Collected data entries

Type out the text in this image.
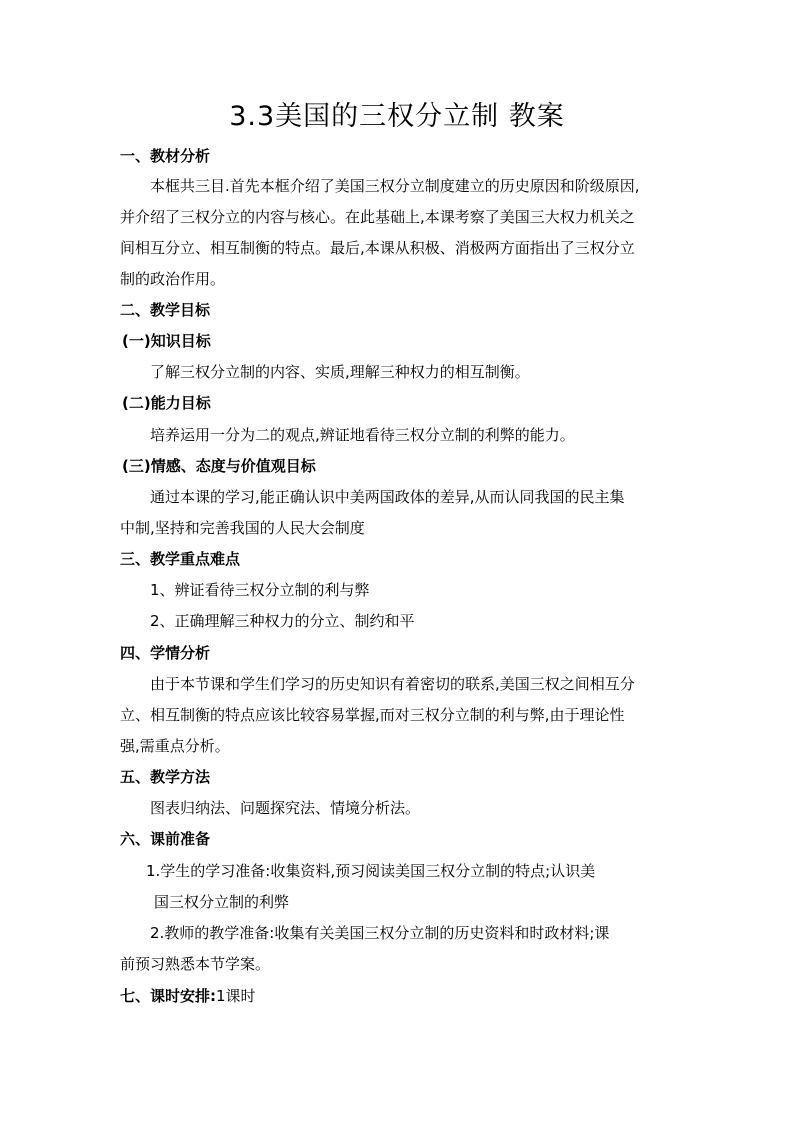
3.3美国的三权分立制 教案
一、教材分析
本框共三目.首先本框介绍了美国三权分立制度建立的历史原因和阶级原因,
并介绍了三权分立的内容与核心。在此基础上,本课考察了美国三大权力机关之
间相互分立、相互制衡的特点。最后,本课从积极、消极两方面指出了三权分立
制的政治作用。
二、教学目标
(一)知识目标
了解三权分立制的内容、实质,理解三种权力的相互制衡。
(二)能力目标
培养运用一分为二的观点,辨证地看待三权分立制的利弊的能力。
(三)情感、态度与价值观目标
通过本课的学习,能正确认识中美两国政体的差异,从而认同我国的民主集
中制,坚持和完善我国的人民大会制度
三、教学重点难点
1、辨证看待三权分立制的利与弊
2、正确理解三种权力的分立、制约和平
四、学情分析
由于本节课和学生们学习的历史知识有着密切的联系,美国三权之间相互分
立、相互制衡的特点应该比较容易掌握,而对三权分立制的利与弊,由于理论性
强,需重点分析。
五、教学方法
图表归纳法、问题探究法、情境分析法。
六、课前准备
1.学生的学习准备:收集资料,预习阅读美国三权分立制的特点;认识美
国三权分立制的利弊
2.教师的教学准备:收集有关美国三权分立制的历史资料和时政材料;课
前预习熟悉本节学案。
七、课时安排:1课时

=== STATED TASK ===
The records above are to be restated exactly, without their pictures.

=== FINAL RESULT ===
Type out the text in this image.
3.3美国的三权分立制 教案
一、教材分析
本框共三目.首先本框介绍了美国三权分立制度建立的历史原因和阶级原因,
并介绍了三权分立的内容与核心。在此基础上,本课考察了美国三大权力机关之
间相互分立、相互制衡的特点。最后,本课从积极、消极两方面指出了三权分立
制的政治作用。
二、教学目标
(一)知识目标
了解三权分立制的内容、实质,理解三种权力的相互制衡。
(二)能力目标
培养运用一分为二的观点,辨证地看待三权分立制的利弊的能力。
(三)情感、态度与价值观目标
通过本课的学习,能正确认识中美两国政体的差异,从而认同我国的民主集
中制,坚持和完善我国的人民大会制度
三、教学重点难点
1、辨证看待三权分立制的利与弊
2、正确理解三种权力的分立、制约和平
四、学情分析
由于本节课和学生们学习的历史知识有着密切的联系,美国三权之间相互分
立、相互制衡的特点应该比较容易掌握,而对三权分立制的利与弊,由于理论性
强,需重点分析。
五、教学方法
图表归纳法、问题探究法、情境分析法。
六、课前准备
1.学生的学习准备:收集资料,预习阅读美国三权分立制的特点;认识美
国三权分立制的利弊
2.教师的教学准备:收集有关美国三权分立制的历史资料和时政材料;课
前预习熟悉本节学案。
七、课时安排:1课时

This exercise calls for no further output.